PROBLEM DESCRIPTION:
Exactly the lines from the one containing "OCR this image." through the final line of the listing are to be retyped, and nothing more.

GIVEN RECORDS:
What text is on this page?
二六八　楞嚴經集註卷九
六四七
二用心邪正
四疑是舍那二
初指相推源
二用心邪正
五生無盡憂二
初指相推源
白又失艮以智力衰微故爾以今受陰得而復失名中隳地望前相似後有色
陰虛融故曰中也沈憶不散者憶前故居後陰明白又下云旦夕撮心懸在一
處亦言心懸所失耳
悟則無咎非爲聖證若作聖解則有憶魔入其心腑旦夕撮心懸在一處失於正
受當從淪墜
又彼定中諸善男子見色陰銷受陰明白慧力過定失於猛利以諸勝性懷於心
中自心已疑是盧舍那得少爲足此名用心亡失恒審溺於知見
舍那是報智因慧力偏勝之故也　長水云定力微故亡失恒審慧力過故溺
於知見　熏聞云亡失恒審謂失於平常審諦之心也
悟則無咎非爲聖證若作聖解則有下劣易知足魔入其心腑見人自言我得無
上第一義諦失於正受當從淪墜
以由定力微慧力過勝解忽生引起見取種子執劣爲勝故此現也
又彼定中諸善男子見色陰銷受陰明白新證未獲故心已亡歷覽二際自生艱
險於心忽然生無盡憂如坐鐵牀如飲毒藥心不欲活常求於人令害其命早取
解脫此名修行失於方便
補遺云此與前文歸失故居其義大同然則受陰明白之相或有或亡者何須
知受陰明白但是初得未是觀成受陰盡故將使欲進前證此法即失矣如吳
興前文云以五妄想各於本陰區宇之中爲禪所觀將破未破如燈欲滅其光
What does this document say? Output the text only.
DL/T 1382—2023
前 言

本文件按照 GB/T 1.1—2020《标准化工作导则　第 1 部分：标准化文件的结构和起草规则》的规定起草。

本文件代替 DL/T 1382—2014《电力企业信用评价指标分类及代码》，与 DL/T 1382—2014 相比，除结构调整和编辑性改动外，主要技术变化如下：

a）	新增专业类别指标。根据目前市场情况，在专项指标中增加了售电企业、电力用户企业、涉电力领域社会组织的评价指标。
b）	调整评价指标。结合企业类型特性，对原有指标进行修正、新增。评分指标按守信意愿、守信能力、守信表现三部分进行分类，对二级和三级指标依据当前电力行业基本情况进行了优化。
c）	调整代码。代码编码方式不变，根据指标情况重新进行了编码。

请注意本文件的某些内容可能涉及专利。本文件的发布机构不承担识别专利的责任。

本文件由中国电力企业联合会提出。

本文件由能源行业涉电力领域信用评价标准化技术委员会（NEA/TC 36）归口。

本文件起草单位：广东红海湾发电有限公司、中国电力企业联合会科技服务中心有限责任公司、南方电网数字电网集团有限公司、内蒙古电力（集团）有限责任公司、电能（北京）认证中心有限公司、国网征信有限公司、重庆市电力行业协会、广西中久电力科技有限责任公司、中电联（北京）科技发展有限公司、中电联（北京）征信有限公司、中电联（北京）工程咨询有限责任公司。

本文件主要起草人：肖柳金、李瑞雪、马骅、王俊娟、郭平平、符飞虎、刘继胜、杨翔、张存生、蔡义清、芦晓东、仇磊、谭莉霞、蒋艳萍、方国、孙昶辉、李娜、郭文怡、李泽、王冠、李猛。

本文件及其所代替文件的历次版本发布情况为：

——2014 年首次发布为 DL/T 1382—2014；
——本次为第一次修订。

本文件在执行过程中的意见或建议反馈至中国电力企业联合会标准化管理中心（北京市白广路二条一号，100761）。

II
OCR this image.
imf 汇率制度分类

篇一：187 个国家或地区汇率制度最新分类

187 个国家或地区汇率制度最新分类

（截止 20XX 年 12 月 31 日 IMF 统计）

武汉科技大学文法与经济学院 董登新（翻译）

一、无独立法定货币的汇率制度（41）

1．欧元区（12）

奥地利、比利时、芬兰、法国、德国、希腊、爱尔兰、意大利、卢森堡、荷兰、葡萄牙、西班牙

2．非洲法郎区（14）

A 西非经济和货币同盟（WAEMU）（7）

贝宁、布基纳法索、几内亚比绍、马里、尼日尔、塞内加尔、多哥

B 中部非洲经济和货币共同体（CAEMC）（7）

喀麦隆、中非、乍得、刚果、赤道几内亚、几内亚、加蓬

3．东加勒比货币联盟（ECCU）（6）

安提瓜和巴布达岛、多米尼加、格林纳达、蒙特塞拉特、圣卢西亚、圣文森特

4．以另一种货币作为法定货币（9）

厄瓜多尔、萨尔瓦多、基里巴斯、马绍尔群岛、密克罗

OUTPUT OF THE TASK:
OCR this image.
imf 汇率制度分类

篇一：187 个国家或地区汇率制度最新分类

187 个国家或地区汇率制度最新分类

（截止 20XX 年 12 月 31 日 IMF 统计）

武汉科技大学文法与经济学院 董登新（翻译）

一、无独立法定货币的汇率制度（41）

1．欧元区（12）

奥地利、比利时、芬兰、法国、德国、希腊、爱尔兰、意大利、卢森堡、荷兰、葡萄牙、西班牙

2．非洲法郎区（14）

A 西非经济和货币同盟（WAEMU）（7）

贝宁、布基纳法索、几内亚比绍、马里、尼日尔、塞内加尔、多哥

B 中部非洲经济和货币共同体（CAEMC）（7）

喀麦隆、中非、乍得、刚果、赤道几内亚、几内亚、加蓬

3．东加勒比货币联盟（ECCU）（6）

安提瓜和巴布达岛、多米尼加、格林纳达、蒙特塞拉特、圣卢西亚、圣文森特

4．以另一种货币作为法定货币（9）

厄瓜多尔、萨尔瓦多、基里巴斯、马绍尔群岛、密克罗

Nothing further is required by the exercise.